Data records
[START]
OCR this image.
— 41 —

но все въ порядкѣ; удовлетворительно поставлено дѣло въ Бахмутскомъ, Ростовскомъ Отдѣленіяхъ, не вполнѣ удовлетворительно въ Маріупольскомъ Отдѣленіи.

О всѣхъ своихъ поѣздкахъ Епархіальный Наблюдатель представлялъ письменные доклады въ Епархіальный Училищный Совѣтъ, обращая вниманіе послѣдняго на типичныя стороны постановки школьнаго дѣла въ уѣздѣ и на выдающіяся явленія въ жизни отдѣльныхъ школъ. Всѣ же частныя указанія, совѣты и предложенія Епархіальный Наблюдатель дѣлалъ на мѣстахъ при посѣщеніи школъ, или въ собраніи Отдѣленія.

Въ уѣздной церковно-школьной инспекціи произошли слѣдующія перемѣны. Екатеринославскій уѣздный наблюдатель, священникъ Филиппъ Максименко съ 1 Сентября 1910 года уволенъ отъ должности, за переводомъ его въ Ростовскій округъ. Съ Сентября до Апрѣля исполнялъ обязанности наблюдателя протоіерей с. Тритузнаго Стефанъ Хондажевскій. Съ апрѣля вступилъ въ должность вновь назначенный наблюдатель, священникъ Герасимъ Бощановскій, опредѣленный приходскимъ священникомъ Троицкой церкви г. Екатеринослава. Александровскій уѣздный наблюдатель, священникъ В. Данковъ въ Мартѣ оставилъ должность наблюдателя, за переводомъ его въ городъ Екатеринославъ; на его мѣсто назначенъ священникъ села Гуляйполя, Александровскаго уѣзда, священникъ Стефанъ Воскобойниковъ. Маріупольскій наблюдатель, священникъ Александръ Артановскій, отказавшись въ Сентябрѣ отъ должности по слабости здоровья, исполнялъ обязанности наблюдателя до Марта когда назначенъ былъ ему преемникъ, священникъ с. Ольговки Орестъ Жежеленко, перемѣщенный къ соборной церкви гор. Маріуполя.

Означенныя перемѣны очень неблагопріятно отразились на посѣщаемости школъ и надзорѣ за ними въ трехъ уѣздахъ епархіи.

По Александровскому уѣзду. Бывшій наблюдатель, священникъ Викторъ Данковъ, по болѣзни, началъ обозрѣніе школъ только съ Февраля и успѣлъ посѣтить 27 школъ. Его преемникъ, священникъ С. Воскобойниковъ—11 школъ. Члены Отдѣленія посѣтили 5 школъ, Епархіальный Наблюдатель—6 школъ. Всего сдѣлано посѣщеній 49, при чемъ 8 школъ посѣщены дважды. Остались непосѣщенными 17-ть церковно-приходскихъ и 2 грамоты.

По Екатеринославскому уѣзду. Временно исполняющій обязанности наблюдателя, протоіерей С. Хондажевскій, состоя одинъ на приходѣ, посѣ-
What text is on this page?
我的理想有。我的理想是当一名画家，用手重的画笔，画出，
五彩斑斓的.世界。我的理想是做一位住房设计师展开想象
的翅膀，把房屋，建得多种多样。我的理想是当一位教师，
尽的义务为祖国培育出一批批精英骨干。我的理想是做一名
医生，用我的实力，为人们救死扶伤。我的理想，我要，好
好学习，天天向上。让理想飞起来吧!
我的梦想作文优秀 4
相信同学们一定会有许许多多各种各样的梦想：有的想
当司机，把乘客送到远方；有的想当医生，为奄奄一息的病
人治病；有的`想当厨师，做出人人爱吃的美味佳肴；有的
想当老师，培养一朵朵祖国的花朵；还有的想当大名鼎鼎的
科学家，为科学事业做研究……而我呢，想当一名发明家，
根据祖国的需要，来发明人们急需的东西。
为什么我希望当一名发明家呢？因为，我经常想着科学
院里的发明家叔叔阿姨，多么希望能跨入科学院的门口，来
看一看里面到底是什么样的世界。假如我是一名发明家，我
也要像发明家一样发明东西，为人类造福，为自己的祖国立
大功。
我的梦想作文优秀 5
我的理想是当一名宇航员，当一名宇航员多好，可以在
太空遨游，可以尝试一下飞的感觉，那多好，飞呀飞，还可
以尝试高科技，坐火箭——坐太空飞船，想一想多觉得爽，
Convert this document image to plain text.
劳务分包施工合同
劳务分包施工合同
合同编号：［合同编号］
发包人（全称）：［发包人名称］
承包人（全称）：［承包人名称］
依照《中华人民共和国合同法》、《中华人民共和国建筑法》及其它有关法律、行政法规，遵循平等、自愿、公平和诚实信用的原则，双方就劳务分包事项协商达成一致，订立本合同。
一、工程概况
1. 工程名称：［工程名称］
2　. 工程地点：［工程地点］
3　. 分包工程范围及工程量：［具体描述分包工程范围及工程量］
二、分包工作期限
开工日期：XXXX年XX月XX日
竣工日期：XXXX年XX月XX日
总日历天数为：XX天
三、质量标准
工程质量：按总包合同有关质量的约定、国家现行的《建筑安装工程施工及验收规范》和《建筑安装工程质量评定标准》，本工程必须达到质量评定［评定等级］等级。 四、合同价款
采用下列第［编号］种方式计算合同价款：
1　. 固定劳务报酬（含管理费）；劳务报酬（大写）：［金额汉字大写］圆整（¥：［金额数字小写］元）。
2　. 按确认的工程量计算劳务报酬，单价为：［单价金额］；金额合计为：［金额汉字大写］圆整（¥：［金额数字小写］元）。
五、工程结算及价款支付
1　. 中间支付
[END]
• _Work instructions_
Write out all the lines again, exactly as they are.

• _Solution to this task_
OCR this image.
— 41 —

но все въ порядкѣ; удовлетворительно поставлено дѣло въ Бахмутскомъ, Ростовскомъ Отдѣленіяхъ, не вполнѣ удовлетворительно въ Маріупольскомъ Отдѣленіи.

О всѣхъ своихъ поѣздкахъ Епархіальный Наблюдатель представлялъ письменные доклады въ Епархіальный Училищный Совѣтъ, обращая вниманіе послѣдняго на типичныя стороны постановки школьнаго дѣла въ уѣздѣ и на выдающіяся явленія въ жизни отдѣльныхъ школъ. Всѣ же частныя указанія, совѣты и предложенія Епархіальный Наблюдатель дѣлалъ на мѣстахъ при посѣщеніи школъ, или въ собраніи Отдѣленія.

Въ уѣздной церковно-школьной инспекціи произошли слѣдующія перемѣны. Екатеринославскій уѣздный наблюдатель, священникъ Филиппъ Максименко съ 1 Сентября 1910 года уволенъ отъ должности, за переводомъ его въ Ростовскій округъ. Съ Сентября до Апрѣля исполнялъ обязанности наблюдателя протоіерей с. Тритузнаго Стефанъ Хондажевскій. Съ апрѣля вступилъ въ должность вновь назначенный наблюдатель, священникъ Герасимъ Бощановскій, опредѣленный приходскимъ священникомъ Троицкой церкви г. Екатеринослава. Александровскій уѣздный наблюдатель, священникъ В. Данковъ въ Мартѣ оставилъ должность наблюдателя, за переводомъ его въ городъ Екатеринославъ; на его мѣсто назначенъ священникъ села Гуляйполя, Александровскаго уѣзда, священникъ Стефанъ Воскобойниковъ. Маріупольскій наблюдатель, священникъ Александръ Артановскій, отказавшись въ Сентябрѣ отъ должности по слабости здоровья, исполнялъ обязанности наблюдателя до Марта когда назначенъ былъ ему преемникъ, священникъ с. Ольговки Орестъ Жежеленко, перемѣщенный къ соборной церкви гор. Маріуполя.

Означенныя перемѣны очень неблагопріятно отразились на посѣщаемости школъ и надзорѣ за ними въ трехъ уѣздахъ епархіи.

По Александровскому уѣзду. Бывшій наблюдатель, священникъ Викторъ Данковъ, по болѣзни, началъ обозрѣніе школъ только съ Февраля и успѣлъ посѣтить 27 школъ. Его преемникъ, священникъ С. Воскобойниковъ—11 школъ. Члены Отдѣленія посѣтили 5 школъ, Епархіальный Наблюдатель—6 школъ. Всего сдѣлано посѣщеній 49, при чемъ 8 школъ посѣщены дважды. Остались непосѣщенными 17-ть церковно-приходскихъ и 2 грамоты.

По Екатеринославскому уѣзду. Временно исполняющій обязанности наблюдателя, протоіерей С. Хондажевскій, состоя одинъ на приходѣ, посѣ-
What text is on this page?
我的理想有。我的理想是当一名画家，用手重的画笔，画出，
五彩斑斓的.世界。我的理想是做一位住房设计师展开想象
的翅膀，把房屋，建得多种多样。我的理想是当一位教师，
尽的义务为祖国培育出一批批精英骨干。我的理想是做一名
医生，用我的实力，为人们救死扶伤。我的理想，我要，好
好学习，天天向上。让理想飞起来吧!
我的梦想作文优秀 4
相信同学们一定会有许许多多各种各样的梦想：有的想
当司机，把乘客送到远方；有的想当医生，为奄奄一息的病
人治病；有的`想当厨师，做出人人爱吃的美味佳肴；有的
想当老师，培养一朵朵祖国的花朵；还有的想当大名鼎鼎的
科学家，为科学事业做研究……而我呢，想当一名发明家，
根据祖国的需要，来发明人们急需的东西。
为什么我希望当一名发明家呢？因为，我经常想着科学
院里的发明家叔叔阿姨，多么希望能跨入科学院的门口，来
看一看里面到底是什么样的世界。假如我是一名发明家，我
也要像发明家一样发明东西，为人类造福，为自己的祖国立
大功。
我的梦想作文优秀 5
我的理想是当一名宇航员，当一名宇航员多好，可以在
太空遨游，可以尝试一下飞的感觉，那多好，飞呀飞，还可
以尝试高科技，坐火箭——坐太空飞船，想一想多觉得爽，
Convert this document image to plain text.
劳务分包施工合同
劳务分包施工合同
合同编号：［合同编号］
发包人（全称）：［发包人名称］
承包人（全称）：［承包人名称］
依照《中华人民共和国合同法》、《中华人民共和国建筑法》及其它有关法律、行政法规，遵循平等、自愿、公平和诚实信用的原则，双方就劳务分包事项协商达成一致，订立本合同。
一、工程概况
1. 工程名称：［工程名称］
2　. 工程地点：［工程地点］
3　. 分包工程范围及工程量：［具体描述分包工程范围及工程量］
二、分包工作期限
开工日期：XXXX年XX月XX日
竣工日期：XXXX年XX月XX日
总日历天数为：XX天
三、质量标准
工程质量：按总包合同有关质量的约定、国家现行的《建筑安装工程施工及验收规范》和《建筑安装工程质量评定标准》，本工程必须达到质量评定［评定等级］等级。 四、合同价款
采用下列第［编号］种方式计算合同价款：
1　. 固定劳务报酬（含管理费）；劳务报酬（大写）：［金额汉字大写］圆整（¥：［金额数字小写］元）。
2　. 按确认的工程量计算劳务报酬，单价为：［单价金额］；金额合计为：［金额汉字大写］圆整（¥：［金额数字小写］元）。
五、工程结算及价款支付
1　. 中间支付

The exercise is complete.